» **Exercise instructions**:
Scan the data below and pick out the lines containing the word "Household".

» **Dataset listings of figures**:
++++
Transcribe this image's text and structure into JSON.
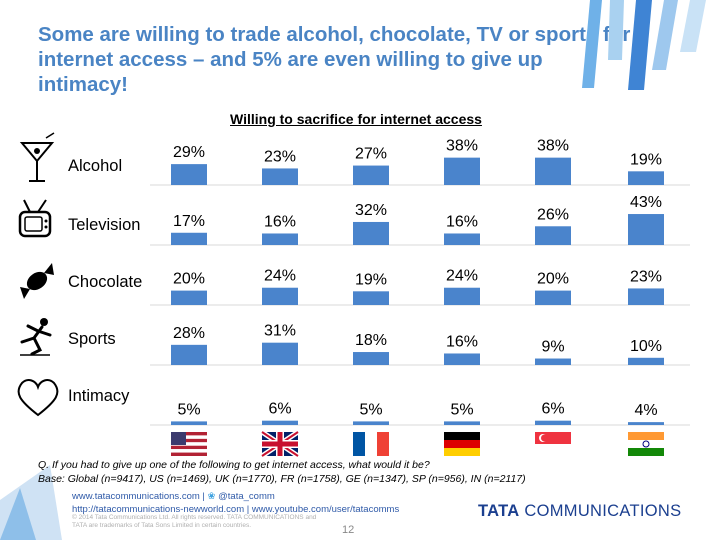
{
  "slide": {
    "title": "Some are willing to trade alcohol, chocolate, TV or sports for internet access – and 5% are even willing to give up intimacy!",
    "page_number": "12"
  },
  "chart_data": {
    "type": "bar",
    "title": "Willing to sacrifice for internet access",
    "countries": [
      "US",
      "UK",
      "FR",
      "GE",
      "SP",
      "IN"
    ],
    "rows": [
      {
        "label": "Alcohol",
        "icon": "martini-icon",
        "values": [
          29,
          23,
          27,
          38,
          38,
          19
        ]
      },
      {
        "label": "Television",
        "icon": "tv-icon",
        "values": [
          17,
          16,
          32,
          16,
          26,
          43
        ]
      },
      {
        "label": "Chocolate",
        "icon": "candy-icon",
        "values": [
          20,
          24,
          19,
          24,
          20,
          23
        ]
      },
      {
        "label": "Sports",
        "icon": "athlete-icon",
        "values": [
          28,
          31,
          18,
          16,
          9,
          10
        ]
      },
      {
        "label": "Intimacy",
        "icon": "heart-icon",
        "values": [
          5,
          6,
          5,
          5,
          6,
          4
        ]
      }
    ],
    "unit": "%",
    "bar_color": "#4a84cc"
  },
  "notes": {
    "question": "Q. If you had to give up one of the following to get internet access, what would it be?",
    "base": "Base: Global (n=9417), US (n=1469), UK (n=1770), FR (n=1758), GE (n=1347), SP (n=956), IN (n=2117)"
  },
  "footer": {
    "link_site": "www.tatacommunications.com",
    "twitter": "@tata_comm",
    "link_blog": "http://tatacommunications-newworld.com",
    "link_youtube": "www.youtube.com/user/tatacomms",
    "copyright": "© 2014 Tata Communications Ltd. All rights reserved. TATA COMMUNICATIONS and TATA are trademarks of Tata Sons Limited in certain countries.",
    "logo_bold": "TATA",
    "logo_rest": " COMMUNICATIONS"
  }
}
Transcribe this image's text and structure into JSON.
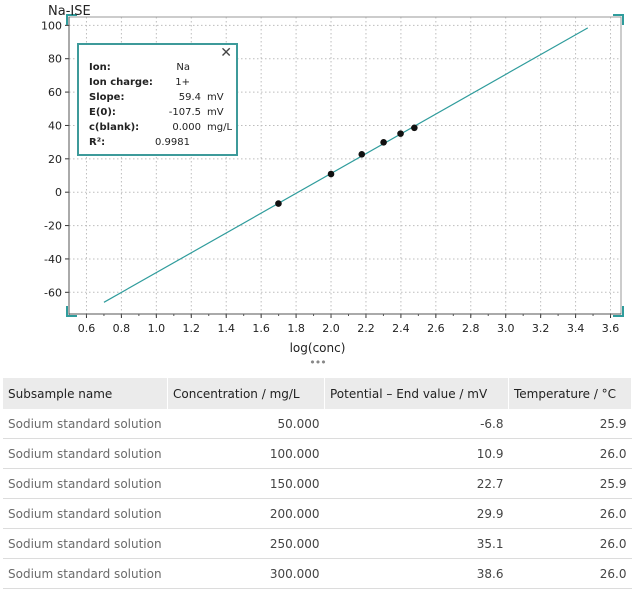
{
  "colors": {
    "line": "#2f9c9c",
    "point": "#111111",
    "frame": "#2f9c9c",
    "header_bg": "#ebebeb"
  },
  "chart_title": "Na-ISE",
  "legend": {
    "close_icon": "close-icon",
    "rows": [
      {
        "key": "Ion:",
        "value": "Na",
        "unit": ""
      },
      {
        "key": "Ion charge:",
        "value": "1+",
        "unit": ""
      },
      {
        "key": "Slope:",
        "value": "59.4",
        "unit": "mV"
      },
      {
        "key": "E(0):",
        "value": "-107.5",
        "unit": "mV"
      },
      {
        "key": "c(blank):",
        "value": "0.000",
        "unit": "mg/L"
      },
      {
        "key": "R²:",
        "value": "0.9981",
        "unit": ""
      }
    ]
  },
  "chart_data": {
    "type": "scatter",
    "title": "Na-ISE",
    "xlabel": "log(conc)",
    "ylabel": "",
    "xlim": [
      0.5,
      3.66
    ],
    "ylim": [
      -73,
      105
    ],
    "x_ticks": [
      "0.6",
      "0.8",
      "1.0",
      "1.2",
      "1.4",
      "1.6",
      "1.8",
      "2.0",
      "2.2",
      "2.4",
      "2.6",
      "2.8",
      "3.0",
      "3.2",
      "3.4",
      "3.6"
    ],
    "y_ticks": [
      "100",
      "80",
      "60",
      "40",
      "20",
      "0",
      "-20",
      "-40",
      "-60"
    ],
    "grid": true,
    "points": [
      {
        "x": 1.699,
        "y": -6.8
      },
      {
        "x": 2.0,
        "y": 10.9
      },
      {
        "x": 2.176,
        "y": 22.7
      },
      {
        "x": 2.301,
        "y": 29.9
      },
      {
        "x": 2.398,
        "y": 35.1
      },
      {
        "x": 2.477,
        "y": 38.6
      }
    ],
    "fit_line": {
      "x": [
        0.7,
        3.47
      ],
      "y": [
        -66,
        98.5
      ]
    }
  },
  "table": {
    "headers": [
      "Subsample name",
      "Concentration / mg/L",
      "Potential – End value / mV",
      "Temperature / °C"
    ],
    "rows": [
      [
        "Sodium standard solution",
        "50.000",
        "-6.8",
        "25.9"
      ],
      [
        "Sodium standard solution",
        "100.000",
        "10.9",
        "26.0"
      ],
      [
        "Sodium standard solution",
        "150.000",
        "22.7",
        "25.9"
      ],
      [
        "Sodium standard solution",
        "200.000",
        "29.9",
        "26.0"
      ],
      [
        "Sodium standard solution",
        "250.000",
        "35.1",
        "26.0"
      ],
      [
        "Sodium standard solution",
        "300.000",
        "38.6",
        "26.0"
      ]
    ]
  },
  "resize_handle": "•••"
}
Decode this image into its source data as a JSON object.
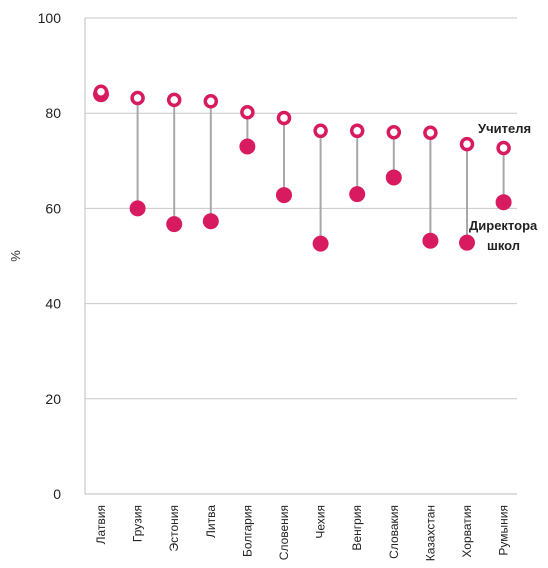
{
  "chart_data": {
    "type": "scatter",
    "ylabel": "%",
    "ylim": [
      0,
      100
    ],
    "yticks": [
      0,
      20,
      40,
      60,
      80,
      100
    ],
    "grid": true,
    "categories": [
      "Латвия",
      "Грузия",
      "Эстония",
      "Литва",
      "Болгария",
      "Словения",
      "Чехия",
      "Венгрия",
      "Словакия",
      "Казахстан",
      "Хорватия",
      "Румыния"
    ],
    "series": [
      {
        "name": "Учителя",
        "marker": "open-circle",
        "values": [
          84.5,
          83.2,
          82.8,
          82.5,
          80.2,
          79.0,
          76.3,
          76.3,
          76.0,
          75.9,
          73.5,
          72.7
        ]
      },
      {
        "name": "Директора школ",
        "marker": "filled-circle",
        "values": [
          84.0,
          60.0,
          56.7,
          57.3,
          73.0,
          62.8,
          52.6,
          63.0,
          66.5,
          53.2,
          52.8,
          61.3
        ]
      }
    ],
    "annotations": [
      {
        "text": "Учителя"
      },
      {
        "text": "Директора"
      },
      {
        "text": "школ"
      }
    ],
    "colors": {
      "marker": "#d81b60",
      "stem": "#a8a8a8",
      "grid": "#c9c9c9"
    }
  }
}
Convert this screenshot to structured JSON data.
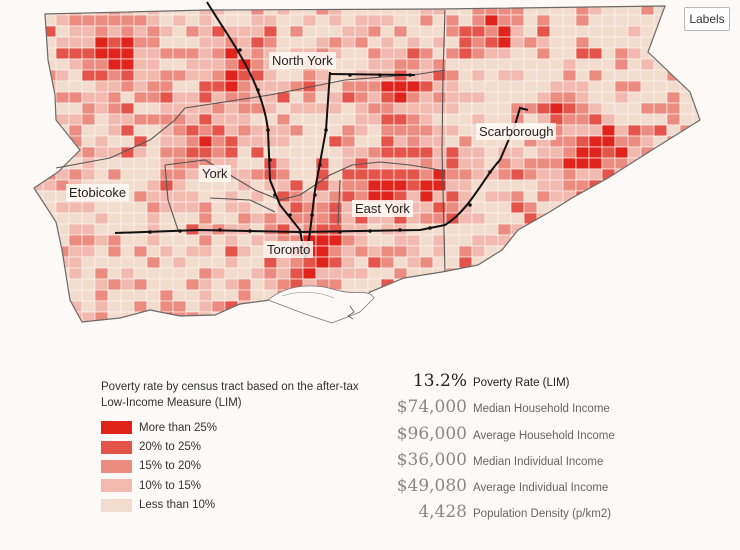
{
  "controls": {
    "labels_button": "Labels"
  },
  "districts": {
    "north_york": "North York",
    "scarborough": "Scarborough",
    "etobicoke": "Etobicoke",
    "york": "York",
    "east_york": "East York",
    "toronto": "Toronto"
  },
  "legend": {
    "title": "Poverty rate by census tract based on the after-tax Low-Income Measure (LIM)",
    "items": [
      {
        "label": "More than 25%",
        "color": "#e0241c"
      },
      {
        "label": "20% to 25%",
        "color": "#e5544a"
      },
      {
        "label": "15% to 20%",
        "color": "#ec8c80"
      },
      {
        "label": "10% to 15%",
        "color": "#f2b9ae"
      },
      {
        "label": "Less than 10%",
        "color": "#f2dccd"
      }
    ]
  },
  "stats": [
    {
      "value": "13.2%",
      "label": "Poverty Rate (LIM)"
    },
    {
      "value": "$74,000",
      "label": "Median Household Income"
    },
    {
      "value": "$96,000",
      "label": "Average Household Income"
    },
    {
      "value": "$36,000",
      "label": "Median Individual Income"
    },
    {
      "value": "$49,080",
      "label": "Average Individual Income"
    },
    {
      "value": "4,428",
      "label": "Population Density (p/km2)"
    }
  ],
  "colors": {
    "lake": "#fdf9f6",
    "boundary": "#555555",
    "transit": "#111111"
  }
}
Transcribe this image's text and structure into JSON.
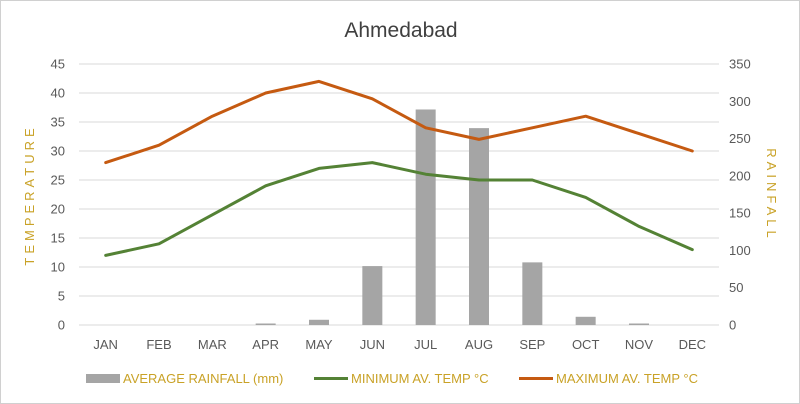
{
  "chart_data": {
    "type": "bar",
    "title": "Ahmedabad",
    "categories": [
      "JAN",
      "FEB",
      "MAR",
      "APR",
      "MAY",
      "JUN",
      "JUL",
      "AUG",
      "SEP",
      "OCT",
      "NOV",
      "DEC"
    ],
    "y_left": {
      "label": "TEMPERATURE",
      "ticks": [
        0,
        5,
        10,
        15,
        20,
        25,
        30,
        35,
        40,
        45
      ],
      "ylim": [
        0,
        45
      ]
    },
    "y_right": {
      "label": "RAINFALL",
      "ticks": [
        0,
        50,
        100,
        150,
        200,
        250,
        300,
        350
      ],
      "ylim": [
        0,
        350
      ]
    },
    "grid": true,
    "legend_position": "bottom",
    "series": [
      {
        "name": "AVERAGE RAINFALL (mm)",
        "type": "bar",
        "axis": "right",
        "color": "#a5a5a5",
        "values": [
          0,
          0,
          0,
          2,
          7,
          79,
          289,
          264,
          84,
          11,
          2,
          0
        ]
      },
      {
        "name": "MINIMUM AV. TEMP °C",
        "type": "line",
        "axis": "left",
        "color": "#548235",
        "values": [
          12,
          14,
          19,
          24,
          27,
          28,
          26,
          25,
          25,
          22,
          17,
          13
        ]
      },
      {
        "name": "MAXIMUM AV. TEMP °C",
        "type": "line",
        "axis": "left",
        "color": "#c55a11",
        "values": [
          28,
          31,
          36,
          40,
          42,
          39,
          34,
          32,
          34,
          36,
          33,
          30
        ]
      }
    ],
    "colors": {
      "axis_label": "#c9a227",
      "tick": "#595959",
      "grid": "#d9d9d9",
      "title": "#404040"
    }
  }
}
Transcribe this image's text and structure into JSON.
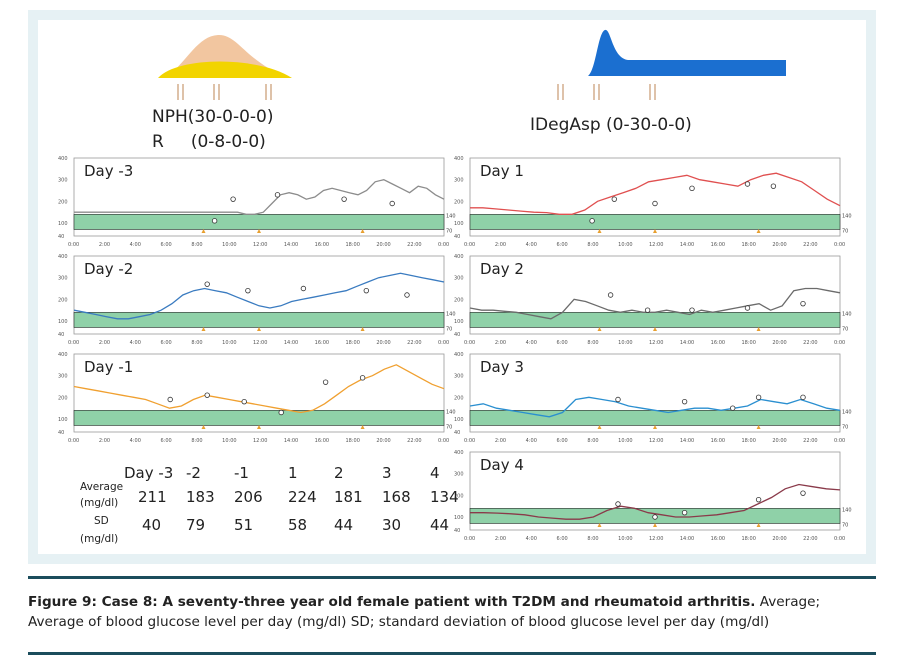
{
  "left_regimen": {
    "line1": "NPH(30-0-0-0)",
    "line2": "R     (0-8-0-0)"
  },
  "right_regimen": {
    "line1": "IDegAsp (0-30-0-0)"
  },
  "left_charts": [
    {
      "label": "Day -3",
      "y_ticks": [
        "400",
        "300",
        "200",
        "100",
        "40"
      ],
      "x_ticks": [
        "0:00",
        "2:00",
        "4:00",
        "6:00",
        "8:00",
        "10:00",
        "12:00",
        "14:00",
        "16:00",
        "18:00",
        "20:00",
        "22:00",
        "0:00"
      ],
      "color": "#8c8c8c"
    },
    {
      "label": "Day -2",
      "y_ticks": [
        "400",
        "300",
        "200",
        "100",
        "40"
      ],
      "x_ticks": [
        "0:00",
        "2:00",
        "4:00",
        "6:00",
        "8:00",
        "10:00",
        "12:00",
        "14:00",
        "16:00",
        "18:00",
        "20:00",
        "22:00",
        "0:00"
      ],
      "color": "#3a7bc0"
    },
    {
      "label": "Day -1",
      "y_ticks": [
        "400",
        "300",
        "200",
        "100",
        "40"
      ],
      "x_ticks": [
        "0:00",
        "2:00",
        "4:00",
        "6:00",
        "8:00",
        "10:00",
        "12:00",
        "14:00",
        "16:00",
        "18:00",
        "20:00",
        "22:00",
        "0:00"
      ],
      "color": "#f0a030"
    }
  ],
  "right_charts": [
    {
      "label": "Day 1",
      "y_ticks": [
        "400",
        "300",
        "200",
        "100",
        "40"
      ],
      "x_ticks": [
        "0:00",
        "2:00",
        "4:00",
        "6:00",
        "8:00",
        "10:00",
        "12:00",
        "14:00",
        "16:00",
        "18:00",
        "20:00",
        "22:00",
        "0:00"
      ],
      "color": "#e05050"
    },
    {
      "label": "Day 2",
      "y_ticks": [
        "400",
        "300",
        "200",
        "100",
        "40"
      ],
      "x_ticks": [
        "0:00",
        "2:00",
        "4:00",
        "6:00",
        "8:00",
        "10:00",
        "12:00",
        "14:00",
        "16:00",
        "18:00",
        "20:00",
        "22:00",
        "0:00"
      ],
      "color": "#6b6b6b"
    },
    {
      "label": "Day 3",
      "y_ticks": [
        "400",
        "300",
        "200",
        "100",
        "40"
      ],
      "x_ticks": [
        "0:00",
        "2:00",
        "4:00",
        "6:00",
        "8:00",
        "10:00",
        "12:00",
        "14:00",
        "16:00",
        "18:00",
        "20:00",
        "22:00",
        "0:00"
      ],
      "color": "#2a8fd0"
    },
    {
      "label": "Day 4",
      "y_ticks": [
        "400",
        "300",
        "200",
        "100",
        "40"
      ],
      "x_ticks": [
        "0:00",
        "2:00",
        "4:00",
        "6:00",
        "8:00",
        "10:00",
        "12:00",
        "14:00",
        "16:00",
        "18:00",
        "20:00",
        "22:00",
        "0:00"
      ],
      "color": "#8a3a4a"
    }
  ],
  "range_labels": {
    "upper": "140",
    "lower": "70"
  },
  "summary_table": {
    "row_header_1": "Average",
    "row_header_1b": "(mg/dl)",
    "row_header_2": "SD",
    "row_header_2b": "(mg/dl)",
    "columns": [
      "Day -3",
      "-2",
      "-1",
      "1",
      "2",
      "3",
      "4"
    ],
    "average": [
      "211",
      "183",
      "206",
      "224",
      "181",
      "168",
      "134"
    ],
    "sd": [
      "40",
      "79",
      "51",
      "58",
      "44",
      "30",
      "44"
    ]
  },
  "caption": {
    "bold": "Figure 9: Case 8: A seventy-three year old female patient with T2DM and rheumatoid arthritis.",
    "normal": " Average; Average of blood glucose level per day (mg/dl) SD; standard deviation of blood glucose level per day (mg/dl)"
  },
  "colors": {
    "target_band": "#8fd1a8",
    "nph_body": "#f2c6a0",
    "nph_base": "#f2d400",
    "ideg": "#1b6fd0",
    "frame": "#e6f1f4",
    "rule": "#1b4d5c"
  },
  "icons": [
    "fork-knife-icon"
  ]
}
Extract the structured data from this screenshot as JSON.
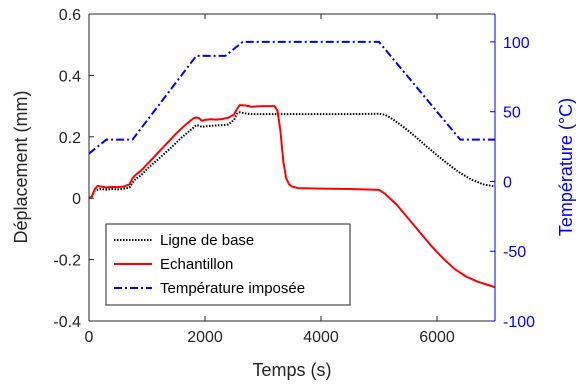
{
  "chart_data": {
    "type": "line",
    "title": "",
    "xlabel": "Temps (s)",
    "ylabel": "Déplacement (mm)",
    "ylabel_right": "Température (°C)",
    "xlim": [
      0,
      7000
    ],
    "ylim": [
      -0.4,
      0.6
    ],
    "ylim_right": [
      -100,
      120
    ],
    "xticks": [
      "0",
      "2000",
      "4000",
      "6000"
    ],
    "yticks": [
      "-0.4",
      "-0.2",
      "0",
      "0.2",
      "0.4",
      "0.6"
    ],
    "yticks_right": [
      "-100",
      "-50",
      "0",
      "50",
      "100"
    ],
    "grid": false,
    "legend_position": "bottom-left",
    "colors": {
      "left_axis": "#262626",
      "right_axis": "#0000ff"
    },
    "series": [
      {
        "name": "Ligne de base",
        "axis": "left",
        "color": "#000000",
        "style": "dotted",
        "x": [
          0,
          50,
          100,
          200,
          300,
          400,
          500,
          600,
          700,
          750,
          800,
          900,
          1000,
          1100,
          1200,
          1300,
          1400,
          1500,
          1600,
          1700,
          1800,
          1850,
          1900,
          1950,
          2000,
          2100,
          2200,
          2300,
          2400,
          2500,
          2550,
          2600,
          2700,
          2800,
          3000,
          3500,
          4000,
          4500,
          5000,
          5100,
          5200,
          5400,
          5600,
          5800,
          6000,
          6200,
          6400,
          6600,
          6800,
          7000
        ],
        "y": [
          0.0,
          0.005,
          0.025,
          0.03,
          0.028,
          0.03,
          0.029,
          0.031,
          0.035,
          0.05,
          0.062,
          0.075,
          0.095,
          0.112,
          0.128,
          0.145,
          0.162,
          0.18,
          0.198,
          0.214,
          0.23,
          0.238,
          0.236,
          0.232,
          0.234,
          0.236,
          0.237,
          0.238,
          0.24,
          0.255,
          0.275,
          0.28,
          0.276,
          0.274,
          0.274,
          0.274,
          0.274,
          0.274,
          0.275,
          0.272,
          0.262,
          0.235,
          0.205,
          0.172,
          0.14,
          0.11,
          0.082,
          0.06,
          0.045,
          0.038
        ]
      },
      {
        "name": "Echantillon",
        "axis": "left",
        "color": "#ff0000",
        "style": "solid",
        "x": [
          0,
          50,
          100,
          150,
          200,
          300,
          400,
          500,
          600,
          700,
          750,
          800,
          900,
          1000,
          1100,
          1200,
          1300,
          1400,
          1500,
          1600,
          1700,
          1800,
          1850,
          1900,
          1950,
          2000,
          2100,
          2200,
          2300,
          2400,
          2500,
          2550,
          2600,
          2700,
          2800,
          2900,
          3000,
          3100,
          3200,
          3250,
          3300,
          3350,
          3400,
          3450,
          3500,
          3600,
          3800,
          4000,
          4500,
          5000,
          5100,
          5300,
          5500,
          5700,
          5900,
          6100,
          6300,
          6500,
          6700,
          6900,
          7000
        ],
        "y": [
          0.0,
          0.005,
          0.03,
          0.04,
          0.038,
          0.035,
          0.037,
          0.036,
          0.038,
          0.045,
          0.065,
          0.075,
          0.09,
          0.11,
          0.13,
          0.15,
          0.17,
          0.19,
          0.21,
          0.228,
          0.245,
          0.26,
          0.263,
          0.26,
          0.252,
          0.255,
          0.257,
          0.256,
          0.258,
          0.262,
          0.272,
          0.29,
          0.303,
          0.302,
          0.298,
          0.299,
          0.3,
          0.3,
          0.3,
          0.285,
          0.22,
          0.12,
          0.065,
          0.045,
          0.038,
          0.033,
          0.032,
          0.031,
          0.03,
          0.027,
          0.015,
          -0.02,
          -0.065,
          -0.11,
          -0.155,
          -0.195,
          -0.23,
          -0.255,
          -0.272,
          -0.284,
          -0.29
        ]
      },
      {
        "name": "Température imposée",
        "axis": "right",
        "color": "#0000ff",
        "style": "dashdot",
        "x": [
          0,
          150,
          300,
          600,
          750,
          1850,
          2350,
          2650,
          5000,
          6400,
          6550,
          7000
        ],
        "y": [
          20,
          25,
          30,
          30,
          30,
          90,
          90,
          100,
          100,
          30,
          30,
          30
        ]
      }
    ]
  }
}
++++
» **Output**:
      "label": "Median Household Income"
      "label": "Average Household Income"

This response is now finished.